(Supplied information)
_ _ _ _ _
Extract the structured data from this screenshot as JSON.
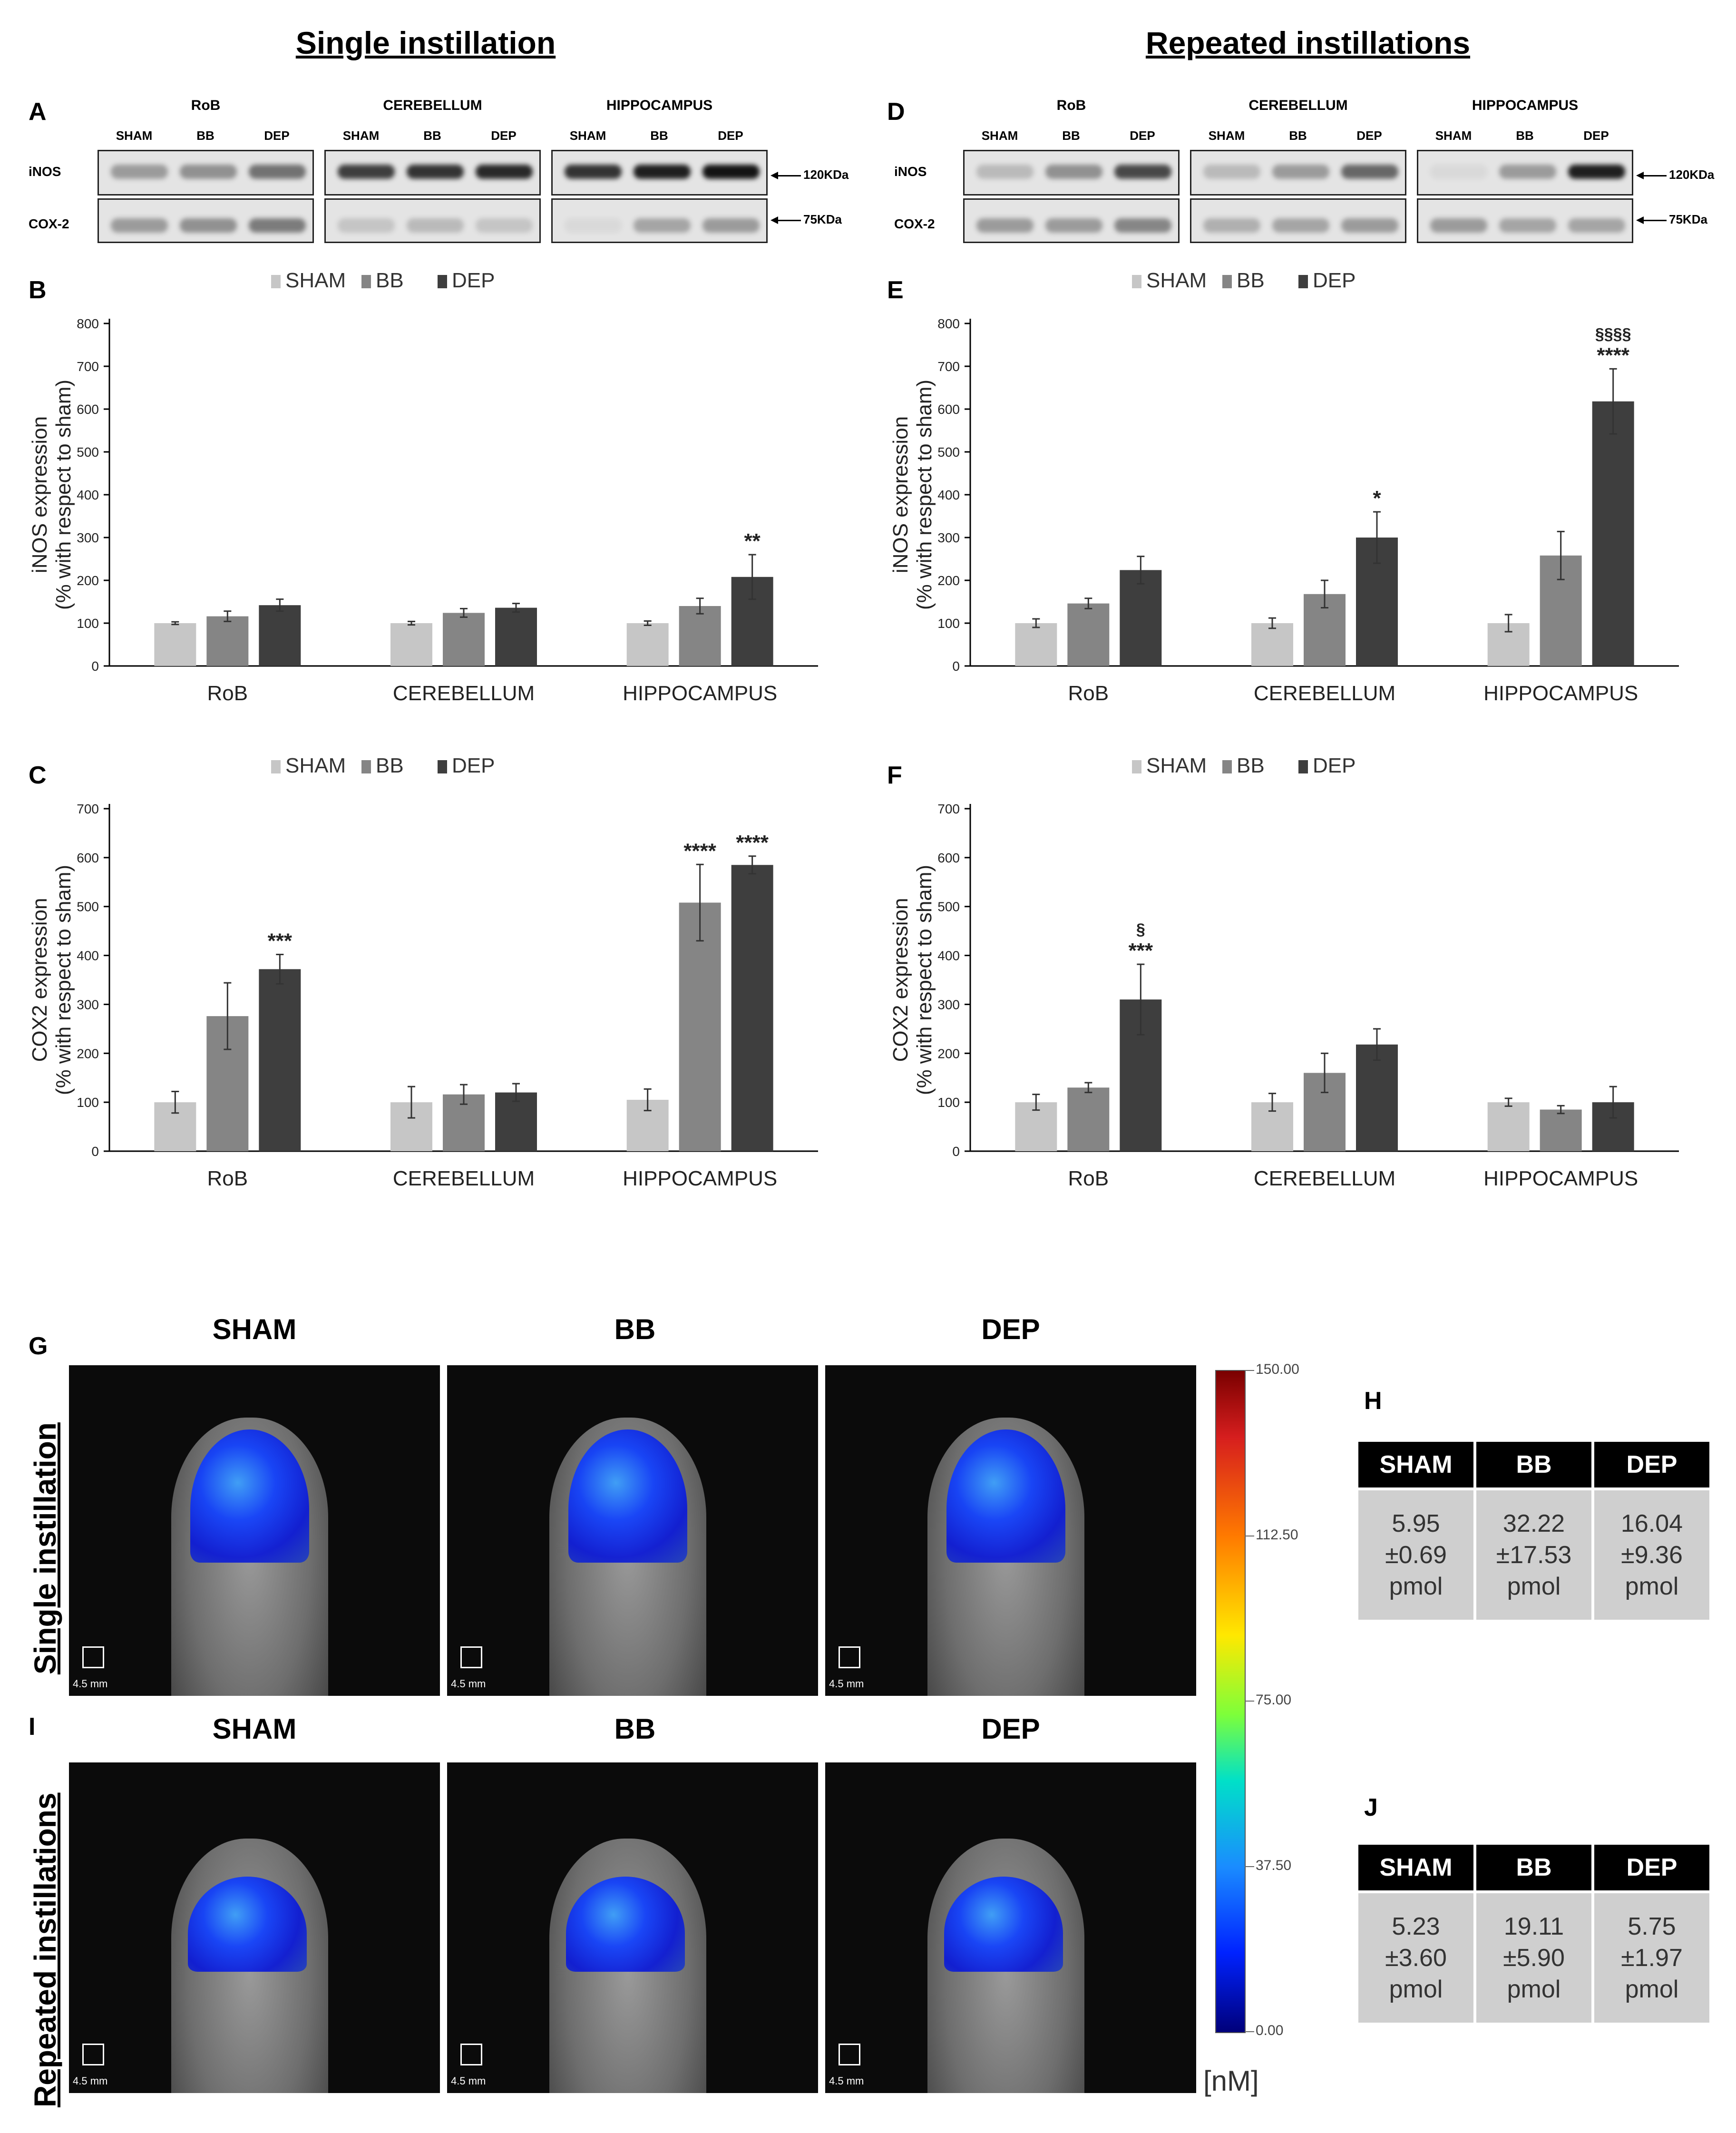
{
  "titles": {
    "single": "Single instillation",
    "repeated": "Repeated instillations"
  },
  "panel_letters": {
    "A": "A",
    "B": "B",
    "C": "C",
    "D": "D",
    "E": "E",
    "F": "F",
    "G": "G",
    "H": "H",
    "I": "I",
    "J": "J"
  },
  "blots": {
    "regions": [
      "RoB",
      "CEREBELLUM",
      "HIPPOCAMPUS"
    ],
    "lanes": [
      "SHAM",
      "BB",
      "DEP"
    ],
    "rows": [
      "iNOS",
      "COX-2"
    ],
    "kda": [
      "120KDa",
      "75KDa"
    ]
  },
  "colors": {
    "sham": "#c6c6c6",
    "bb": "#858585",
    "dep": "#3e3e3e"
  },
  "chart_data": [
    {
      "id": "B",
      "type": "bar",
      "categories": [
        "RoB",
        "CEREBELLUM",
        "HIPPOCAMPUS"
      ],
      "series": [
        {
          "name": "SHAM",
          "values": [
            100,
            100,
            100
          ],
          "errors": [
            3,
            4,
            5
          ]
        },
        {
          "name": "BB",
          "values": [
            116,
            124,
            140
          ],
          "errors": [
            12,
            10,
            18
          ]
        },
        {
          "name": "DEP",
          "values": [
            142,
            136,
            208
          ],
          "errors": [
            14,
            10,
            52
          ]
        }
      ],
      "annotations": [
        [
          "",
          "",
          ""
        ],
        [
          "",
          "",
          ""
        ],
        [
          "",
          "",
          "**"
        ]
      ],
      "ylabel": "iNOS expression",
      "ylabel2": "(% with respect to sham)",
      "ylim": [
        0,
        800
      ],
      "yticks": [
        0,
        100,
        200,
        300,
        400,
        500,
        600,
        700,
        800
      ],
      "legend": [
        "SHAM",
        "BB",
        "DEP"
      ]
    },
    {
      "id": "C",
      "type": "bar",
      "categories": [
        "RoB",
        "CEREBELLUM",
        "HIPPOCAMPUS"
      ],
      "series": [
        {
          "name": "SHAM",
          "values": [
            100,
            100,
            105
          ],
          "errors": [
            22,
            32,
            22
          ]
        },
        {
          "name": "BB",
          "values": [
            276,
            116,
            508
          ],
          "errors": [
            68,
            20,
            78
          ]
        },
        {
          "name": "DEP",
          "values": [
            372,
            120,
            585
          ],
          "errors": [
            30,
            18,
            18
          ]
        }
      ],
      "annotations": [
        [
          "",
          "***"
        ],
        [
          "",
          ""
        ],
        [
          "****",
          "****"
        ]
      ],
      "ylabel": "COX2 expression",
      "ylabel2": "(% with respect to sham)",
      "ylim": [
        0,
        700
      ],
      "yticks": [
        0,
        100,
        200,
        300,
        400,
        500,
        600,
        700
      ],
      "legend": [
        "SHAM",
        "BB",
        "DEP"
      ]
    },
    {
      "id": "E",
      "type": "bar",
      "categories": [
        "RoB",
        "CEREBELLUM",
        "HIPPOCAMPUS"
      ],
      "series": [
        {
          "name": "SHAM",
          "values": [
            100,
            100,
            100
          ],
          "errors": [
            10,
            12,
            20
          ]
        },
        {
          "name": "BB",
          "values": [
            146,
            168,
            258
          ],
          "errors": [
            12,
            32,
            56
          ]
        },
        {
          "name": "DEP",
          "values": [
            224,
            300,
            618
          ],
          "errors": [
            32,
            60,
            76
          ]
        }
      ],
      "annotations": [
        [
          "",
          ""
        ],
        [
          "*",
          ""
        ],
        [
          "****",
          "§§§§"
        ]
      ],
      "ylabel": "iNOS expression",
      "ylabel2": "(% with respect to sham)",
      "ylim": [
        0,
        800
      ],
      "yticks": [
        0,
        100,
        200,
        300,
        400,
        500,
        600,
        700,
        800
      ],
      "legend": [
        "SHAM",
        "BB",
        "DEP"
      ]
    },
    {
      "id": "F",
      "type": "bar",
      "categories": [
        "RoB",
        "CEREBELLUM",
        "HIPPOCAMPUS"
      ],
      "series": [
        {
          "name": "SHAM",
          "values": [
            100,
            100,
            100
          ],
          "errors": [
            16,
            18,
            8
          ]
        },
        {
          "name": "BB",
          "values": [
            130,
            160,
            85
          ],
          "errors": [
            10,
            40,
            8
          ]
        },
        {
          "name": "DEP",
          "values": [
            310,
            218,
            100
          ],
          "errors": [
            72,
            32,
            32
          ]
        }
      ],
      "annotations": [
        [
          "***",
          "§"
        ],
        [
          "",
          ""
        ],
        [
          "",
          ""
        ]
      ],
      "ylabel": "COX2 expression",
      "ylabel2": "(% with respect to sham)",
      "ylim": [
        0,
        700
      ],
      "yticks": [
        0,
        100,
        200,
        300,
        400,
        500,
        600,
        700
      ],
      "legend": [
        "SHAM",
        "BB",
        "DEP"
      ]
    }
  ],
  "imaging": {
    "groups": [
      "SHAM",
      "BB",
      "DEP"
    ],
    "scale_text": "4.5 mm",
    "colorbar": {
      "ticks": [
        "150.00",
        "112.50",
        "75.00",
        "37.50",
        "0.00"
      ],
      "unit": "[nM]"
    }
  },
  "quant_H": {
    "headers": [
      "SHAM",
      "BB",
      "DEP"
    ],
    "values": [
      [
        "5.95",
        "±0.69",
        "pmol"
      ],
      [
        "32.22",
        "±17.53",
        "pmol"
      ],
      [
        "16.04",
        "±9.36",
        "pmol"
      ]
    ]
  },
  "quant_J": {
    "headers": [
      "SHAM",
      "BB",
      "DEP"
    ],
    "values": [
      [
        "5.23",
        "±3.60",
        "pmol"
      ],
      [
        "19.11",
        "±5.90",
        "pmol"
      ],
      [
        "5.75",
        "±1.97",
        "pmol"
      ]
    ]
  }
}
_ _ _ _ _
(Set exercise) Output every entry verbatim. Pictures do not belong in the copy.

(Exercise result)
Extract the structured data from this screenshot as JSON.
{
  "titles": {
    "single": "Single instillation",
    "repeated": "Repeated instillations"
  },
  "panel_letters": {
    "A": "A",
    "B": "B",
    "C": "C",
    "D": "D",
    "E": "E",
    "F": "F",
    "G": "G",
    "H": "H",
    "I": "I",
    "J": "J"
  },
  "blots": {
    "regions": [
      "RoB",
      "CEREBELLUM",
      "HIPPOCAMPUS"
    ],
    "lanes": [
      "SHAM",
      "BB",
      "DEP"
    ],
    "rows": [
      "iNOS",
      "COX-2"
    ],
    "kda": [
      "120KDa",
      "75KDa"
    ]
  },
  "colors": {
    "sham": "#c6c6c6",
    "bb": "#858585",
    "dep": "#3e3e3e"
  },
  "chart_data": [
    {
      "id": "B",
      "type": "bar",
      "categories": [
        "RoB",
        "CEREBELLUM",
        "HIPPOCAMPUS"
      ],
      "series": [
        {
          "name": "SHAM",
          "values": [
            100,
            100,
            100
          ],
          "errors": [
            3,
            4,
            5
          ]
        },
        {
          "name": "BB",
          "values": [
            116,
            124,
            140
          ],
          "errors": [
            12,
            10,
            18
          ]
        },
        {
          "name": "DEP",
          "values": [
            142,
            136,
            208
          ],
          "errors": [
            14,
            10,
            52
          ]
        }
      ],
      "annotations": [
        [
          "",
          "",
          ""
        ],
        [
          "",
          "",
          ""
        ],
        [
          "",
          "",
          "**"
        ]
      ],
      "ylabel": "iNOS expression",
      "ylabel2": "(% with respect to sham)",
      "ylim": [
        0,
        800
      ],
      "yticks": [
        0,
        100,
        200,
        300,
        400,
        500,
        600,
        700,
        800
      ],
      "legend": [
        "SHAM",
        "BB",
        "DEP"
      ]
    },
    {
      "id": "C",
      "type": "bar",
      "categories": [
        "RoB",
        "CEREBELLUM",
        "HIPPOCAMPUS"
      ],
      "series": [
        {
          "name": "SHAM",
          "values": [
            100,
            100,
            105
          ],
          "errors": [
            22,
            32,
            22
          ]
        },
        {
          "name": "BB",
          "values": [
            276,
            116,
            508
          ],
          "errors": [
            68,
            20,
            78
          ]
        },
        {
          "name": "DEP",
          "values": [
            372,
            120,
            585
          ],
          "errors": [
            30,
            18,
            18
          ]
        }
      ],
      "annotations": [
        [
          "",
          "***"
        ],
        [
          "",
          ""
        ],
        [
          "****",
          "****"
        ]
      ],
      "ylabel": "COX2 expression",
      "ylabel2": "(% with respect to sham)",
      "ylim": [
        0,
        700
      ],
      "yticks": [
        0,
        100,
        200,
        300,
        400,
        500,
        600,
        700
      ],
      "legend": [
        "SHAM",
        "BB",
        "DEP"
      ]
    },
    {
      "id": "E",
      "type": "bar",
      "categories": [
        "RoB",
        "CEREBELLUM",
        "HIPPOCAMPUS"
      ],
      "series": [
        {
          "name": "SHAM",
          "values": [
            100,
            100,
            100
          ],
          "errors": [
            10,
            12,
            20
          ]
        },
        {
          "name": "BB",
          "values": [
            146,
            168,
            258
          ],
          "errors": [
            12,
            32,
            56
          ]
        },
        {
          "name": "DEP",
          "values": [
            224,
            300,
            618
          ],
          "errors": [
            32,
            60,
            76
          ]
        }
      ],
      "annotations": [
        [
          "",
          ""
        ],
        [
          "*",
          ""
        ],
        [
          "****",
          "§§§§"
        ]
      ],
      "ylabel": "iNOS expression",
      "ylabel2": "(% with respect to sham)",
      "ylim": [
        0,
        800
      ],
      "yticks": [
        0,
        100,
        200,
        300,
        400,
        500,
        600,
        700,
        800
      ],
      "legend": [
        "SHAM",
        "BB",
        "DEP"
      ]
    },
    {
      "id": "F",
      "type": "bar",
      "categories": [
        "RoB",
        "CEREBELLUM",
        "HIPPOCAMPUS"
      ],
      "series": [
        {
          "name": "SHAM",
          "values": [
            100,
            100,
            100
          ],
          "errors": [
            16,
            18,
            8
          ]
        },
        {
          "name": "BB",
          "values": [
            130,
            160,
            85
          ],
          "errors": [
            10,
            40,
            8
          ]
        },
        {
          "name": "DEP",
          "values": [
            310,
            218,
            100
          ],
          "errors": [
            72,
            32,
            32
          ]
        }
      ],
      "annotations": [
        [
          "***",
          "§"
        ],
        [
          "",
          ""
        ],
        [
          "",
          ""
        ]
      ],
      "ylabel": "COX2 expression",
      "ylabel2": "(% with respect to sham)",
      "ylim": [
        0,
        700
      ],
      "yticks": [
        0,
        100,
        200,
        300,
        400,
        500,
        600,
        700
      ],
      "legend": [
        "SHAM",
        "BB",
        "DEP"
      ]
    }
  ],
  "imaging": {
    "groups": [
      "SHAM",
      "BB",
      "DEP"
    ],
    "scale_text": "4.5 mm",
    "colorbar": {
      "ticks": [
        "150.00",
        "112.50",
        "75.00",
        "37.50",
        "0.00"
      ],
      "unit": "[nM]"
    }
  },
  "quant_H": {
    "headers": [
      "SHAM",
      "BB",
      "DEP"
    ],
    "values": [
      [
        "5.95",
        "±0.69",
        "pmol"
      ],
      [
        "32.22",
        "±17.53",
        "pmol"
      ],
      [
        "16.04",
        "±9.36",
        "pmol"
      ]
    ]
  },
  "quant_J": {
    "headers": [
      "SHAM",
      "BB",
      "DEP"
    ],
    "values": [
      [
        "5.23",
        "±3.60",
        "pmol"
      ],
      [
        "19.11",
        "±5.90",
        "pmol"
      ],
      [
        "5.75",
        "±1.97",
        "pmol"
      ]
    ]
  }
}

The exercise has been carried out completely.